§ WHAT YOU WILL DO
Reproduce exactly the line in which "Give me a plain-text" occurs and all the lines after it, ending with the last line.

Collected data:
+--

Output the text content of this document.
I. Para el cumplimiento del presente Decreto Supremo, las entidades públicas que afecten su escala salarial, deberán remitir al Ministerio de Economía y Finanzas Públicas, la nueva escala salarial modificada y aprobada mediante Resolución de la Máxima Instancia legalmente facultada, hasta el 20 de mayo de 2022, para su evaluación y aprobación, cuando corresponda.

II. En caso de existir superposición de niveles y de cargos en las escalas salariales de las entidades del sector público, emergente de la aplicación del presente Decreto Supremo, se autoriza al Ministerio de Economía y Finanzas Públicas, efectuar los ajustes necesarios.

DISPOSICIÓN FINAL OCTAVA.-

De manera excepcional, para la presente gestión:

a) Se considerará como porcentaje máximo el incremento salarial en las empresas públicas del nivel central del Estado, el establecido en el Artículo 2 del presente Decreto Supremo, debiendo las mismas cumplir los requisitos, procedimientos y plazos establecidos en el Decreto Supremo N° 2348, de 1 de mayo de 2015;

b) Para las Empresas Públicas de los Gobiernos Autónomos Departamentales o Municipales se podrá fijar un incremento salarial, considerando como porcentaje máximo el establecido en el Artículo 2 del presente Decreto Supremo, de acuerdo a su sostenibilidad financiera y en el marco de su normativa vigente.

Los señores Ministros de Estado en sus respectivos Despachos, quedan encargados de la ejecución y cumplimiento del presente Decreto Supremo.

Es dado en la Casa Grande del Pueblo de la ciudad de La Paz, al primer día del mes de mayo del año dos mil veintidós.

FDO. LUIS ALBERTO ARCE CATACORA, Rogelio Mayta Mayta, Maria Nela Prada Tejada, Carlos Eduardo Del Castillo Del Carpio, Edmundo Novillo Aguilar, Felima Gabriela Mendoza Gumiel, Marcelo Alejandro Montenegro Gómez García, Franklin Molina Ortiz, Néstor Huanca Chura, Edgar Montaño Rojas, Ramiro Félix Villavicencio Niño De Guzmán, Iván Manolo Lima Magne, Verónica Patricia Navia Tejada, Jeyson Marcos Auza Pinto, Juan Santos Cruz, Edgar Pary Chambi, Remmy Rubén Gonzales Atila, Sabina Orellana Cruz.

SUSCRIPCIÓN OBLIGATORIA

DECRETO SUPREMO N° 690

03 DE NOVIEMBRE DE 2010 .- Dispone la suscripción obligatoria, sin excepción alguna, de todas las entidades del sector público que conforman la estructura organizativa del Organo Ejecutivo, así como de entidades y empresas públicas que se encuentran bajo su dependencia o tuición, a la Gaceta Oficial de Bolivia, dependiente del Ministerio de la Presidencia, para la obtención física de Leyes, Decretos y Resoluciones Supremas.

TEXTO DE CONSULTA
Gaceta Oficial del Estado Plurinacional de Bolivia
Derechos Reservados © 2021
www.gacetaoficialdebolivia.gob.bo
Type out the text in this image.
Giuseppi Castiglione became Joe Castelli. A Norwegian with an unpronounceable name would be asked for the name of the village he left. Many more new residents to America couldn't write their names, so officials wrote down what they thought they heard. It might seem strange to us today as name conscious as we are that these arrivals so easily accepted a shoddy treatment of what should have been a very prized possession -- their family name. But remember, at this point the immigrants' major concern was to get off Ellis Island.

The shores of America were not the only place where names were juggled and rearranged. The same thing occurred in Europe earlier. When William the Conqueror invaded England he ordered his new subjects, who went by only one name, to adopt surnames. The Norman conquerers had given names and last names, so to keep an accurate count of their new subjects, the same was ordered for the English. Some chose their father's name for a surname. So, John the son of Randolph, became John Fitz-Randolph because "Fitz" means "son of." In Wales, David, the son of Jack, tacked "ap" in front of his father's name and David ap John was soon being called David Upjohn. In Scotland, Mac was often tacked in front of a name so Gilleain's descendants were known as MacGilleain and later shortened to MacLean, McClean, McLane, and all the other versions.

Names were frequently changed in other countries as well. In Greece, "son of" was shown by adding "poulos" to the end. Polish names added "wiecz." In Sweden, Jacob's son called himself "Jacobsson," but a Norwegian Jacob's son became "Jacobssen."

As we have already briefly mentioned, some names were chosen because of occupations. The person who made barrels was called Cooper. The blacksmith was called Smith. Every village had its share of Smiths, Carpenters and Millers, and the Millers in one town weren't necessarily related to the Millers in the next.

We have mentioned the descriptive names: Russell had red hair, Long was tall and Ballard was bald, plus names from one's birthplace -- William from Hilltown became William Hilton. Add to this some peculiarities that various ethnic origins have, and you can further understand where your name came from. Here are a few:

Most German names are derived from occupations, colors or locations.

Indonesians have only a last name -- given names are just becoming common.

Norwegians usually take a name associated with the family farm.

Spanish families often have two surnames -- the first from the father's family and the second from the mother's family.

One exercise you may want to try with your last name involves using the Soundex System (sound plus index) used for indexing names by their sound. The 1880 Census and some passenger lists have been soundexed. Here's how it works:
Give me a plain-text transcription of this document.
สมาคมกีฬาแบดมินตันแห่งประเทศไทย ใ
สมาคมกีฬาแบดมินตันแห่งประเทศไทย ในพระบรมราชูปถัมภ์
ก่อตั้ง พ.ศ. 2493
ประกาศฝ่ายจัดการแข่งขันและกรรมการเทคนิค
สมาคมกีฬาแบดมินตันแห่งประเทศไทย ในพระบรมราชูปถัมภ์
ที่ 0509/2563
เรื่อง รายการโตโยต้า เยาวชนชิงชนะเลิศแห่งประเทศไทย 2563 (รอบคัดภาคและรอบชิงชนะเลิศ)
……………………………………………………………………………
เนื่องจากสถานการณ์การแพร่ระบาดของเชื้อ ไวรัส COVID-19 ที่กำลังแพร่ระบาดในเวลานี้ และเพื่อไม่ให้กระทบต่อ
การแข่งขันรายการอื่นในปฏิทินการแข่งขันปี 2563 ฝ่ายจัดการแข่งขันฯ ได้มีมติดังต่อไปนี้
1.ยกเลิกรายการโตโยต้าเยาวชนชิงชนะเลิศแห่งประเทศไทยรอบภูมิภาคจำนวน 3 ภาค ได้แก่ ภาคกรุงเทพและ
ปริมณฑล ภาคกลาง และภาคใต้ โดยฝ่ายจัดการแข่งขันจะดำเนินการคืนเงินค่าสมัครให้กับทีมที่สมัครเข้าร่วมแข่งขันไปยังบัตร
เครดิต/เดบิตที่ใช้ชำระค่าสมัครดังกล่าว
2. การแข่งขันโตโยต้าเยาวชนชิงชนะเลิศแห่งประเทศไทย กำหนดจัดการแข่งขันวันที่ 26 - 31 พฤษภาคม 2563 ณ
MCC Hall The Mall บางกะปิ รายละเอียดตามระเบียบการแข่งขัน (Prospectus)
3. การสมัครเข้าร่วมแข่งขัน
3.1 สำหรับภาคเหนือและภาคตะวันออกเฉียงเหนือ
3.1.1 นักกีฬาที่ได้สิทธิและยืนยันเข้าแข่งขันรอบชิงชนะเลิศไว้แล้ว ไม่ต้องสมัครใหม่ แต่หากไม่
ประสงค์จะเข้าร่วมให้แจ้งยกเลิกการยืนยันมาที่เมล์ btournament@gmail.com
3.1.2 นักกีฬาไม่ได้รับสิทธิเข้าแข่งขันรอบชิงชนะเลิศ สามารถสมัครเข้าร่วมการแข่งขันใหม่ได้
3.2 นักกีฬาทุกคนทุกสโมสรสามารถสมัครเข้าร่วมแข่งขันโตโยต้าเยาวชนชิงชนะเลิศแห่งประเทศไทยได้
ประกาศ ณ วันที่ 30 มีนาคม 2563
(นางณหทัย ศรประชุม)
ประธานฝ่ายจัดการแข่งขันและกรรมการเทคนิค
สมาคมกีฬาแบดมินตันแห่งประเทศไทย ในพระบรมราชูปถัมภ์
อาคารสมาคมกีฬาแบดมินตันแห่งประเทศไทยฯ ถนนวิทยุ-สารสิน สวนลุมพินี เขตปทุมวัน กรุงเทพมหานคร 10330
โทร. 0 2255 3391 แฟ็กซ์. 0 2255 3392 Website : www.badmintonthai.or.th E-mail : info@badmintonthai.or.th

+--

§ SOLUTION FOR THIS EXERCISE
Give me a plain-text transcription of this document.
สมาคมกีฬาแบดมินตันแห่งประเทศไทย ใ
สมาคมกีฬาแบดมินตันแห่งประเทศไทย ในพระบรมราชูปถัมภ์
ก่อตั้ง พ.ศ. 2493
ประกาศฝ่ายจัดการแข่งขันและกรรมการเทคนิค
สมาคมกีฬาแบดมินตันแห่งประเทศไทย ในพระบรมราชูปถัมภ์
ที่ 0509/2563
เรื่อง รายการโตโยต้า เยาวชนชิงชนะเลิศแห่งประเทศไทย 2563 (รอบคัดภาคและรอบชิงชนะเลิศ)
……………………………………………………………………………
เนื่องจากสถานการณ์การแพร่ระบาดของเชื้อ ไวรัส COVID-19 ที่กำลังแพร่ระบาดในเวลานี้ และเพื่อไม่ให้กระทบต่อ
การแข่งขันรายการอื่นในปฏิทินการแข่งขันปี 2563 ฝ่ายจัดการแข่งขันฯ ได้มีมติดังต่อไปนี้
1.ยกเลิกรายการโตโยต้าเยาวชนชิงชนะเลิศแห่งประเทศไทยรอบภูมิภาคจำนวน 3 ภาค ได้แก่ ภาคกรุงเทพและ
ปริมณฑล ภาคกลาง และภาคใต้ โดยฝ่ายจัดการแข่งขันจะดำเนินการคืนเงินค่าสมัครให้กับทีมที่สมัครเข้าร่วมแข่งขันไปยังบัตร
เครดิต/เดบิตที่ใช้ชำระค่าสมัครดังกล่าว
2. การแข่งขันโตโยต้าเยาวชนชิงชนะเลิศแห่งประเทศไทย กำหนดจัดการแข่งขันวันที่ 26 - 31 พฤษภาคม 2563 ณ
MCC Hall The Mall บางกะปิ รายละเอียดตามระเบียบการแข่งขัน (Prospectus)
3. การสมัครเข้าร่วมแข่งขัน
3.1 สำหรับภาคเหนือและภาคตะวันออกเฉียงเหนือ
3.1.1 นักกีฬาที่ได้สิทธิและยืนยันเข้าแข่งขันรอบชิงชนะเลิศไว้แล้ว ไม่ต้องสมัครใหม่ แต่หากไม่
ประสงค์จะเข้าร่วมให้แจ้งยกเลิกการยืนยันมาที่เมล์ btournament@gmail.com
3.1.2 นักกีฬาไม่ได้รับสิทธิเข้าแข่งขันรอบชิงชนะเลิศ สามารถสมัครเข้าร่วมการแข่งขันใหม่ได้
3.2 นักกีฬาทุกคนทุกสโมสรสามารถสมัครเข้าร่วมแข่งขันโตโยต้าเยาวชนชิงชนะเลิศแห่งประเทศไทยได้
ประกาศ ณ วันที่ 30 มีนาคม 2563
(นางณหทัย ศรประชุม)
ประธานฝ่ายจัดการแข่งขันและกรรมการเทคนิค
สมาคมกีฬาแบดมินตันแห่งประเทศไทย ในพระบรมราชูปถัมภ์
อาคารสมาคมกีฬาแบดมินตันแห่งประเทศไทยฯ ถนนวิทยุ-สารสิน สวนลุมพินี เขตปทุมวัน กรุงเทพมหานคร 10330
โทร. 0 2255 3391 แฟ็กซ์. 0 2255 3392 Website : www.badmintonthai.or.th E-mail : info@badmintonthai.or.th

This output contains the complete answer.